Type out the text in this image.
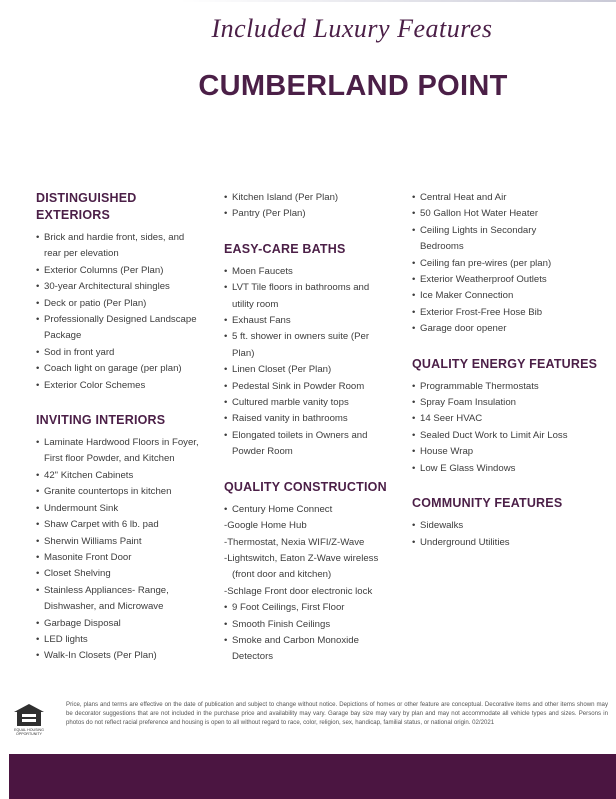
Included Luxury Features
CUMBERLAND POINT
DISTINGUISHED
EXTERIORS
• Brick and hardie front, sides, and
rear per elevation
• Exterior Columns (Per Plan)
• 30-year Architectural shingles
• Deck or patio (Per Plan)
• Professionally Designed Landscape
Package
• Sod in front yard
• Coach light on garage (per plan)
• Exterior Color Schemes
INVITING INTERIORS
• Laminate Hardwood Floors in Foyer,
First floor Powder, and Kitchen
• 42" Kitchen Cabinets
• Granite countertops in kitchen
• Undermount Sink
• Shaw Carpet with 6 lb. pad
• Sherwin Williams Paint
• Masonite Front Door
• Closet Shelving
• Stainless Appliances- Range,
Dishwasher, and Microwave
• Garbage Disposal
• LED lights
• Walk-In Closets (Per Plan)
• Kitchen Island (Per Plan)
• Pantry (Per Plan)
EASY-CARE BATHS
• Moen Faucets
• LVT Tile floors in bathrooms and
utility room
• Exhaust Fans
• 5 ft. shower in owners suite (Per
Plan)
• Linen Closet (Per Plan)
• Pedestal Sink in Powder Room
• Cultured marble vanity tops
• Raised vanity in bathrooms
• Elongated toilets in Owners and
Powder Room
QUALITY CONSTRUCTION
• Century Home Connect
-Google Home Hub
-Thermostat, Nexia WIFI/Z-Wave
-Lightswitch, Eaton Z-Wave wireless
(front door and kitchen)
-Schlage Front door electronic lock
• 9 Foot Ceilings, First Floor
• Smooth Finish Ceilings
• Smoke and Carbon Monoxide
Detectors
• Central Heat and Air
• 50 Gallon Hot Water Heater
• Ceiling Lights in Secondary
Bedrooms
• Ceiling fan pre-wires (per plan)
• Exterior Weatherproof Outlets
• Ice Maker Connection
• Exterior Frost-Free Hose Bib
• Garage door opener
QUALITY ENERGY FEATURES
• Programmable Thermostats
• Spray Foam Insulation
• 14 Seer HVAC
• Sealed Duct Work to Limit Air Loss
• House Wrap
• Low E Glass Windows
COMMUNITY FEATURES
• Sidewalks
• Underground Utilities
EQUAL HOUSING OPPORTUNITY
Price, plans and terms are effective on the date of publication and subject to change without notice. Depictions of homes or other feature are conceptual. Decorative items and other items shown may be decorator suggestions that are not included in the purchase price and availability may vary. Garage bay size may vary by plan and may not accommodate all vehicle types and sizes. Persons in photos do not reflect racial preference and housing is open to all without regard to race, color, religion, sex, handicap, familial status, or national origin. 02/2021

::::::::::

> _WHAT YOU SHOULD DO_
Figure out how many lines above include the string "Sink", then report that number and nothing else.

> _ANSWER BELOW_
2